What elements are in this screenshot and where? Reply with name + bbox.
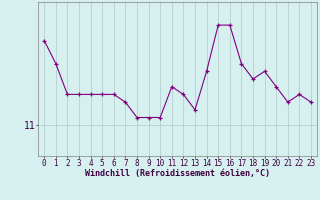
X-axis label: Windchill (Refroidissement éolien,°C): Windchill (Refroidissement éolien,°C)	[85, 169, 270, 178]
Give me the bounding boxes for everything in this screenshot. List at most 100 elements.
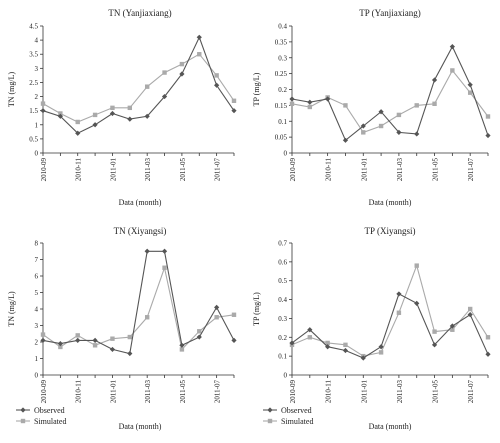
chart-title: TP (Xiyangsi) — [365, 226, 416, 236]
x-tick-label: 2011-01 — [360, 158, 368, 182]
y-tick-label: 1 — [35, 355, 39, 363]
x-tick-label: 2011-01 — [360, 380, 368, 404]
data-point-simulated — [432, 329, 437, 334]
series-line-simulated — [42, 265, 235, 351]
data-point-simulated — [162, 70, 167, 75]
y-tick-label: 4.5 — [29, 23, 38, 31]
data-point-observed — [179, 71, 185, 77]
chart-panel: TN (Xiyangsi) 0 1 2 3 4 5 6 7 8 2010-09 2010-11 2011… — [7, 226, 237, 431]
data-point-simulated — [414, 103, 419, 108]
chart-title: TN (Xiyangsi) — [114, 226, 167, 236]
data-point-simulated — [75, 333, 80, 338]
data-point-simulated — [396, 112, 402, 118]
x-tick-label: 2011-01 — [109, 380, 117, 404]
data-point-simulated — [92, 343, 98, 348]
data-point-simulated — [450, 327, 455, 332]
data-point-observed — [431, 342, 438, 348]
data-point-simulated — [378, 123, 384, 129]
x-tick-label: 2010-11 — [325, 158, 333, 182]
y-tick-label: 1 — [35, 121, 39, 129]
data-point-simulated — [414, 263, 419, 268]
data-point-observed — [161, 93, 168, 100]
data-point-observed — [414, 300, 420, 306]
x-tick-label: 2011-05 — [179, 158, 187, 182]
y-tick-label: 8 — [35, 240, 39, 248]
data-point-observed — [467, 82, 473, 88]
y-axis-label: TP (mg/L) — [252, 72, 261, 106]
legend-label-simulated: Simulated — [281, 417, 313, 426]
data-point-observed — [485, 132, 491, 139]
data-point-simulated — [144, 84, 150, 89]
data-point-simulated — [396, 310, 402, 315]
data-point-observed — [196, 334, 202, 340]
data-point-observed — [396, 291, 402, 297]
data-point-observed — [378, 109, 384, 115]
y-tick-label: 5 — [35, 289, 39, 297]
x-tick-label: 2011-07 — [467, 158, 475, 182]
x-tick-label: 2011-07 — [214, 158, 222, 182]
data-point-simulated — [214, 315, 219, 320]
y-tick-label: 3 — [35, 322, 39, 330]
data-point-observed — [92, 122, 98, 128]
x-tick-label: 2010-11 — [325, 380, 333, 404]
chart-panel: TP (Yanjiaxiang) 0 0.05 0.1 0.15 0.2 0.25 0.3 0.… — [252, 8, 491, 207]
y-tick-label: 4 — [35, 37, 39, 45]
series-line-simulated — [42, 53, 235, 123]
x-tick-label: 2010-09 — [289, 380, 297, 404]
data-point-observed — [144, 248, 150, 254]
data-point-observed — [360, 123, 366, 129]
y-axis-label: TN (mg/L) — [7, 72, 16, 108]
data-point-simulated — [110, 105, 115, 111]
x-tick-label: 2011-03 — [144, 158, 152, 182]
data-point-observed — [289, 96, 295, 102]
x-axis-label: Data (month) — [119, 422, 162, 431]
data-point-simulated — [485, 114, 491, 119]
data-point-simulated — [197, 52, 202, 57]
y-tick-label: 0.7 — [278, 240, 287, 248]
data-point-observed — [307, 99, 313, 105]
data-point-simulated — [432, 101, 437, 106]
data-point-observed — [40, 108, 46, 114]
chart-title: TN (Yanjiaxiang) — [108, 8, 171, 18]
x-tick-label: 2010-11 — [75, 380, 83, 404]
series-line-simulated — [291, 263, 489, 357]
legend-marker-observed — [267, 407, 273, 413]
x-tick-label: 2010-09 — [40, 158, 48, 182]
data-point-observed — [467, 312, 473, 318]
y-tick-label: 7 — [35, 256, 39, 264]
data-point-observed — [40, 337, 46, 343]
chart-panel: TP (Xiyangsi) 0 0.1 0.2 0.3 0.4 0.5 0.6 0.7 2010-… — [252, 226, 491, 431]
data-point-observed — [307, 327, 313, 333]
y-tick-label: 0.6 — [278, 258, 287, 266]
data-point-observed — [127, 350, 133, 357]
data-point-observed — [378, 344, 384, 350]
data-point-simulated — [179, 347, 185, 352]
y-tick-label: 3 — [35, 65, 39, 73]
data-point-observed — [431, 77, 438, 83]
data-point-observed — [57, 113, 63, 119]
y-tick-label: 0.5 — [29, 135, 38, 143]
data-point-observed — [179, 342, 185, 348]
y-tick-label: 0 — [284, 372, 288, 380]
data-point-simulated — [485, 335, 491, 340]
data-point-simulated — [231, 98, 237, 103]
data-point-observed — [75, 337, 81, 343]
data-point-observed — [75, 130, 81, 136]
data-point-simulated — [75, 119, 80, 125]
x-axis-label: Data (month) — [119, 198, 162, 207]
series-line-observed — [42, 35, 235, 134]
y-tick-label: 0.1 — [278, 353, 287, 361]
data-point-observed — [289, 340, 295, 346]
data-point-observed — [92, 337, 98, 343]
series-line-observed — [291, 293, 489, 359]
data-point-observed — [449, 323, 455, 329]
chart-title: TP (Yanjiaxiang) — [359, 8, 421, 18]
data-point-observed — [144, 113, 150, 119]
y-tick-label: 0 — [35, 372, 39, 380]
data-point-simulated — [289, 101, 295, 106]
y-tick-label: 2 — [35, 339, 39, 347]
data-point-simulated — [343, 342, 348, 348]
data-point-observed — [57, 341, 63, 347]
y-tick-label: 0.4 — [278, 296, 287, 304]
y-tick-label: 0 — [284, 150, 288, 158]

========================================

◆ **Task description**:
Copy every one of the lines above word for word, leaving out the pictures.

◆ **Solved problem**:
What elements are in this screenshot and where? Reply with name + bbox.
X-axis label: Windchill (Refroidissement éolien,°C): Windchill (Refroidissement éolien,°C)	[85, 169, 270, 178]
Give me the bounding boxes for everything in this screenshot. List at most 100 elements.
chart-title: TP (Xiyangsi) — [365, 226, 416, 236]
x-tick-label: 2011-01 — [360, 158, 368, 182]
y-tick-label: 1 — [35, 355, 39, 363]
x-tick-label: 2011-01 — [360, 380, 368, 404]
data-point-simulated — [432, 329, 437, 334]
series-line-simulated — [42, 265, 235, 351]
data-point-simulated — [162, 70, 167, 75]
y-tick-label: 4.5 — [29, 23, 38, 31]
data-point-observed — [179, 71, 185, 77]
chart-panel: TN (Xiyangsi) 0 1 2 3 4 5 6 7 8 2010-09 2010-11 2011… — [7, 226, 237, 431]
data-point-simulated — [414, 103, 419, 108]
chart-title: TN (Xiyangsi) — [114, 226, 167, 236]
data-point-simulated — [75, 333, 80, 338]
data-point-simulated — [396, 112, 402, 118]
x-tick-label: 2011-01 — [109, 380, 117, 404]
data-point-simulated — [92, 343, 98, 348]
data-point-simulated — [450, 327, 455, 332]
data-point-observed — [431, 342, 438, 348]
data-point-simulated — [378, 123, 384, 129]
x-tick-label: 2010-11 — [325, 158, 333, 182]
y-tick-label: 1 — [35, 121, 39, 129]
data-point-simulated — [414, 263, 419, 268]
data-point-observed — [161, 93, 168, 100]
data-point-observed — [414, 300, 420, 306]
x-tick-label: 2011-05 — [179, 158, 187, 182]
y-tick-label: 8 — [35, 240, 39, 248]
data-point-observed — [467, 82, 473, 88]
y-axis-label: TP (mg/L) — [252, 72, 261, 106]
legend-label-simulated: Simulated — [281, 417, 313, 426]
data-point-observed — [485, 132, 491, 139]
data-point-simulated — [144, 84, 150, 89]
data-point-simulated — [396, 310, 402, 315]
data-point-observed — [196, 334, 202, 340]
data-point-observed — [396, 291, 402, 297]
data-point-observed — [378, 109, 384, 115]
y-tick-label: 5 — [35, 289, 39, 297]
x-tick-label: 2011-07 — [467, 158, 475, 182]
x-tick-label: 2011-07 — [214, 158, 222, 182]
data-point-simulated — [214, 315, 219, 320]
y-tick-label: 3 — [35, 322, 39, 330]
data-point-observed — [92, 122, 98, 128]
x-tick-label: 2010-11 — [325, 380, 333, 404]
chart-panel: TP (Yanjiaxiang) 0 0.05 0.1 0.15 0.2 0.25 0.3 0.… — [252, 8, 491, 207]
y-tick-label: 4 — [35, 37, 39, 45]
series-line-simulated — [42, 53, 235, 123]
x-tick-label: 2010-09 — [289, 380, 297, 404]
data-point-observed — [144, 248, 150, 254]
data-point-observed — [360, 123, 366, 129]
y-axis-label: TN (mg/L) — [7, 72, 16, 108]
data-point-simulated — [110, 105, 115, 111]
x-tick-label: 2011-03 — [144, 158, 152, 182]
data-point-observed — [289, 96, 295, 102]
x-axis-label: Data (month) — [119, 422, 162, 431]
data-point-simulated — [485, 114, 491, 119]
data-point-simulated — [197, 52, 202, 57]
y-tick-label: 0.7 — [278, 240, 287, 248]
data-point-observed — [307, 99, 313, 105]
data-point-simulated — [432, 101, 437, 106]
data-point-observed — [40, 108, 46, 114]
chart-title: TN (Yanjiaxiang) — [108, 8, 171, 18]
x-tick-label: 2010-11 — [75, 380, 83, 404]
series-line-simulated — [291, 263, 489, 357]
legend-marker-observed — [267, 407, 273, 413]
x-tick-label: 2010-09 — [40, 158, 48, 182]
data-point-observed — [467, 312, 473, 318]
y-tick-label: 7 — [35, 256, 39, 264]
data-point-observed — [40, 337, 46, 343]
chart-panel: TP (Xiyangsi) 0 0.1 0.2 0.3 0.4 0.5 0.6 0.7 2010-… — [252, 226, 491, 431]
data-point-observed — [307, 327, 313, 333]
y-tick-label: 0.6 — [278, 258, 287, 266]
data-point-observed — [127, 350, 133, 357]
data-point-observed — [378, 344, 384, 350]
data-point-simulated — [179, 347, 185, 352]
y-tick-label: 3 — [35, 65, 39, 73]
data-point-observed — [431, 77, 438, 83]
data-point-observed — [57, 113, 63, 119]
y-tick-label: 0.5 — [29, 135, 38, 143]
data-point-observed — [179, 342, 185, 348]
y-tick-label: 0 — [284, 372, 288, 380]
data-point-simulated — [485, 335, 491, 340]
data-point-simulated — [231, 98, 237, 103]
data-point-observed — [75, 337, 81, 343]
data-point-observed — [75, 130, 81, 136]
data-point-simulated — [75, 119, 80, 125]
x-axis-label: Data (month) — [119, 198, 162, 207]
series-line-observed — [42, 35, 235, 134]
y-tick-label: 0.1 — [278, 353, 287, 361]
data-point-observed — [289, 340, 295, 346]
data-point-observed — [92, 337, 98, 343]
series-line-observed — [291, 293, 489, 359]
data-point-observed — [449, 323, 455, 329]
chart-title: TP (Yanjiaxiang) — [359, 8, 421, 18]
data-point-observed — [144, 113, 150, 119]
y-tick-label: 0 — [35, 372, 39, 380]
data-point-simulated — [289, 101, 295, 106]
y-tick-label: 2 — [35, 339, 39, 347]
data-point-simulated — [343, 342, 348, 348]
data-point-observed — [57, 341, 63, 347]
y-tick-label: 0.4 — [278, 296, 287, 304]
y-tick-label: 0 — [284, 150, 288, 158]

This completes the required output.